Your output should reproduce each entry exactly, with none of its pictures.

───── Source data ─────

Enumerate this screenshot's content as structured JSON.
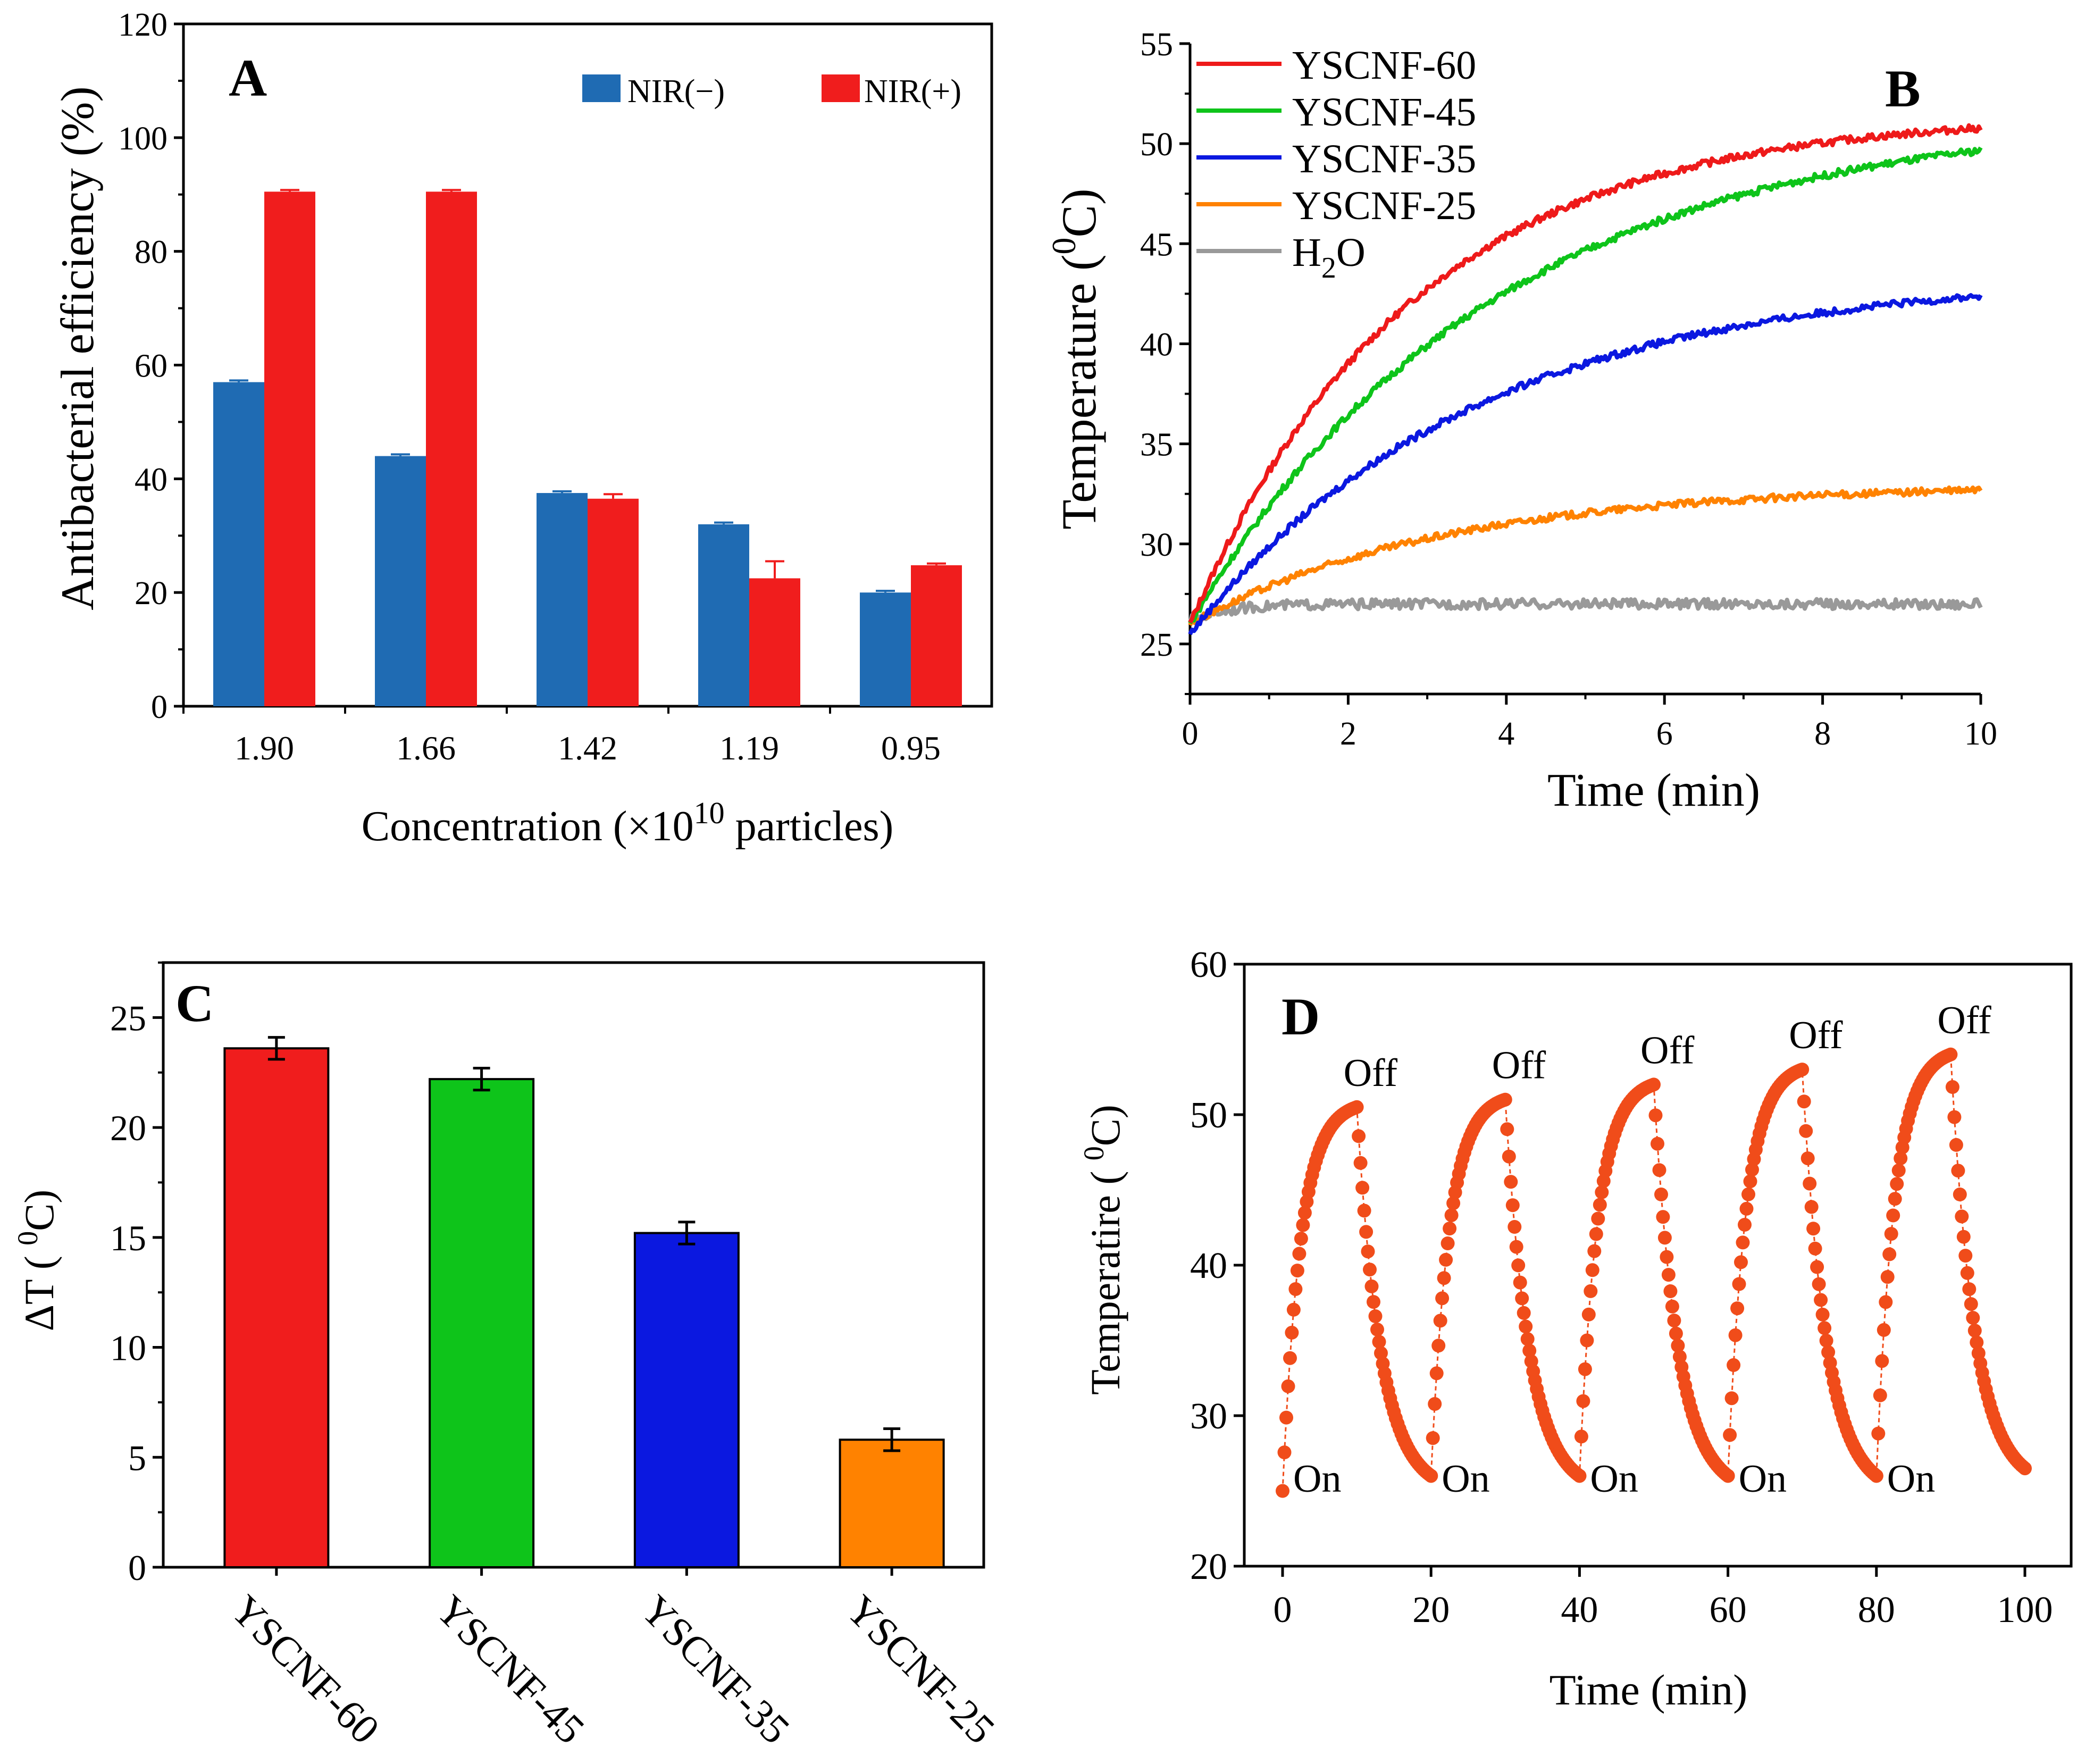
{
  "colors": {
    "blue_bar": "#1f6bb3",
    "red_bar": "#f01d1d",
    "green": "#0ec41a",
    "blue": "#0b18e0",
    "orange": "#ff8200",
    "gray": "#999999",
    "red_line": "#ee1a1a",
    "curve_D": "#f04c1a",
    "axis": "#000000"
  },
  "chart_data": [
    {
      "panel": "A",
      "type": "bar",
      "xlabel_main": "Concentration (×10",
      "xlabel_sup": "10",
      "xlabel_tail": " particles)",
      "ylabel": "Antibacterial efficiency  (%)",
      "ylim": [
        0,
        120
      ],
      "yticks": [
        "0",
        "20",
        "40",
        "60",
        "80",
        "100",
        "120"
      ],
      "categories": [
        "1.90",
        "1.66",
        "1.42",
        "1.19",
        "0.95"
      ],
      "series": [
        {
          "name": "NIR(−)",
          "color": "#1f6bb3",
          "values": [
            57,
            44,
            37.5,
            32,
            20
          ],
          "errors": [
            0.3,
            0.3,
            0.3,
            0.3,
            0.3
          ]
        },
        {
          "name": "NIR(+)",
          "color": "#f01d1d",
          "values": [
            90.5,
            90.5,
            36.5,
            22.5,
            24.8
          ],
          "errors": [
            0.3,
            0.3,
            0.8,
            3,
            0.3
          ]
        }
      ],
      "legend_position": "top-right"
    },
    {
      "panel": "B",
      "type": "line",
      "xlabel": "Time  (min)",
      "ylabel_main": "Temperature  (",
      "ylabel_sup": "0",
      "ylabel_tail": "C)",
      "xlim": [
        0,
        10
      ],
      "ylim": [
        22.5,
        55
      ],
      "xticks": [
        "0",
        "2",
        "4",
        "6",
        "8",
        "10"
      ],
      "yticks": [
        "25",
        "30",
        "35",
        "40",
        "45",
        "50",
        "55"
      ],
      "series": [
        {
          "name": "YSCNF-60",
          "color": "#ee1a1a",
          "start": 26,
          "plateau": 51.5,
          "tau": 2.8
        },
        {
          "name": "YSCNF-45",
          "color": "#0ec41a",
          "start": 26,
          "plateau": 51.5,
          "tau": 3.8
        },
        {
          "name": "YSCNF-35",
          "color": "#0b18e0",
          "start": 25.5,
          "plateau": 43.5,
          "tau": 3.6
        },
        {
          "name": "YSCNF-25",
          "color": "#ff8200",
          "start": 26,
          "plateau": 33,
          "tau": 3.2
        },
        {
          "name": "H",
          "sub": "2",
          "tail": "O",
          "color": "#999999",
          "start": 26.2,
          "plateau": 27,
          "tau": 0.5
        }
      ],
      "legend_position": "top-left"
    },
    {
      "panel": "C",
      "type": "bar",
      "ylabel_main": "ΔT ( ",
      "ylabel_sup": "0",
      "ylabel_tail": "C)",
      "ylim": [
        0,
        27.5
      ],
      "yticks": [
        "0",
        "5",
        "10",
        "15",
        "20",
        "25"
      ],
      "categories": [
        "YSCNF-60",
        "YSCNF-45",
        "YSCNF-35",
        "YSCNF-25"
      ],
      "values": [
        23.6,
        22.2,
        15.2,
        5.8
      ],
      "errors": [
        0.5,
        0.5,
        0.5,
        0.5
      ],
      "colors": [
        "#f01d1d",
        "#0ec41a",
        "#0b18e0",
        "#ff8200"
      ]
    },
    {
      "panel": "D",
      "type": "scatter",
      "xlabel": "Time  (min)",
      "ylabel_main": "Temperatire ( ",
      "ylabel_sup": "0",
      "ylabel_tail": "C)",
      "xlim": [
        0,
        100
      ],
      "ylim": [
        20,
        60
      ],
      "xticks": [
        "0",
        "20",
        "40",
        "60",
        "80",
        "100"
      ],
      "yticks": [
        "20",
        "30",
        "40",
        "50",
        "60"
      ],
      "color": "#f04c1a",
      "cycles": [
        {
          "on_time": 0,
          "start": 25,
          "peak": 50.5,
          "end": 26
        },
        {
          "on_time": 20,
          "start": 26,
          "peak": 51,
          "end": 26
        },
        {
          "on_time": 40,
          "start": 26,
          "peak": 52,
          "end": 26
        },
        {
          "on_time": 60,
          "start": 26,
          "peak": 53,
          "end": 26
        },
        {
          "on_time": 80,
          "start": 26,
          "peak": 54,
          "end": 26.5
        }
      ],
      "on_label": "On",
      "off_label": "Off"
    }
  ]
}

─────

*Response to the task:*
Enumerate this screenshot's content as structured JSON.
{
  "colors": {
    "blue_bar": "#1f6bb3",
    "red_bar": "#f01d1d",
    "green": "#0ec41a",
    "blue": "#0b18e0",
    "orange": "#ff8200",
    "gray": "#999999",
    "red_line": "#ee1a1a",
    "curve_D": "#f04c1a",
    "axis": "#000000"
  },
  "chart_data": [
    {
      "panel": "A",
      "type": "bar",
      "xlabel_main": "Concentration (×10",
      "xlabel_sup": "10",
      "xlabel_tail": " particles)",
      "ylabel": "Antibacterial efficiency  (%)",
      "ylim": [
        0,
        120
      ],
      "yticks": [
        "0",
        "20",
        "40",
        "60",
        "80",
        "100",
        "120"
      ],
      "categories": [
        "1.90",
        "1.66",
        "1.42",
        "1.19",
        "0.95"
      ],
      "series": [
        {
          "name": "NIR(−)",
          "color": "#1f6bb3",
          "values": [
            57,
            44,
            37.5,
            32,
            20
          ],
          "errors": [
            0.3,
            0.3,
            0.3,
            0.3,
            0.3
          ]
        },
        {
          "name": "NIR(+)",
          "color": "#f01d1d",
          "values": [
            90.5,
            90.5,
            36.5,
            22.5,
            24.8
          ],
          "errors": [
            0.3,
            0.3,
            0.8,
            3,
            0.3
          ]
        }
      ],
      "legend_position": "top-right"
    },
    {
      "panel": "B",
      "type": "line",
      "xlabel": "Time  (min)",
      "ylabel_main": "Temperature  (",
      "ylabel_sup": "0",
      "ylabel_tail": "C)",
      "xlim": [
        0,
        10
      ],
      "ylim": [
        22.5,
        55
      ],
      "xticks": [
        "0",
        "2",
        "4",
        "6",
        "8",
        "10"
      ],
      "yticks": [
        "25",
        "30",
        "35",
        "40",
        "45",
        "50",
        "55"
      ],
      "series": [
        {
          "name": "YSCNF-60",
          "color": "#ee1a1a",
          "start": 26,
          "plateau": 51.5,
          "tau": 2.8
        },
        {
          "name": "YSCNF-45",
          "color": "#0ec41a",
          "start": 26,
          "plateau": 51.5,
          "tau": 3.8
        },
        {
          "name": "YSCNF-35",
          "color": "#0b18e0",
          "start": 25.5,
          "plateau": 43.5,
          "tau": 3.6
        },
        {
          "name": "YSCNF-25",
          "color": "#ff8200",
          "start": 26,
          "plateau": 33,
          "tau": 3.2
        },
        {
          "name": "H",
          "sub": "2",
          "tail": "O",
          "color": "#999999",
          "start": 26.2,
          "plateau": 27,
          "tau": 0.5
        }
      ],
      "legend_position": "top-left"
    },
    {
      "panel": "C",
      "type": "bar",
      "ylabel_main": "ΔT ( ",
      "ylabel_sup": "0",
      "ylabel_tail": "C)",
      "ylim": [
        0,
        27.5
      ],
      "yticks": [
        "0",
        "5",
        "10",
        "15",
        "20",
        "25"
      ],
      "categories": [
        "YSCNF-60",
        "YSCNF-45",
        "YSCNF-35",
        "YSCNF-25"
      ],
      "values": [
        23.6,
        22.2,
        15.2,
        5.8
      ],
      "errors": [
        0.5,
        0.5,
        0.5,
        0.5
      ],
      "colors": [
        "#f01d1d",
        "#0ec41a",
        "#0b18e0",
        "#ff8200"
      ]
    },
    {
      "panel": "D",
      "type": "scatter",
      "xlabel": "Time  (min)",
      "ylabel_main": "Temperatire ( ",
      "ylabel_sup": "0",
      "ylabel_tail": "C)",
      "xlim": [
        0,
        100
      ],
      "ylim": [
        20,
        60
      ],
      "xticks": [
        "0",
        "20",
        "40",
        "60",
        "80",
        "100"
      ],
      "yticks": [
        "20",
        "30",
        "40",
        "50",
        "60"
      ],
      "color": "#f04c1a",
      "cycles": [
        {
          "on_time": 0,
          "start": 25,
          "peak": 50.5,
          "end": 26
        },
        {
          "on_time": 20,
          "start": 26,
          "peak": 51,
          "end": 26
        },
        {
          "on_time": 40,
          "start": 26,
          "peak": 52,
          "end": 26
        },
        {
          "on_time": 60,
          "start": 26,
          "peak": 53,
          "end": 26
        },
        {
          "on_time": 80,
          "start": 26,
          "peak": 54,
          "end": 26.5
        }
      ],
      "on_label": "On",
      "off_label": "Off"
    }
  ]
}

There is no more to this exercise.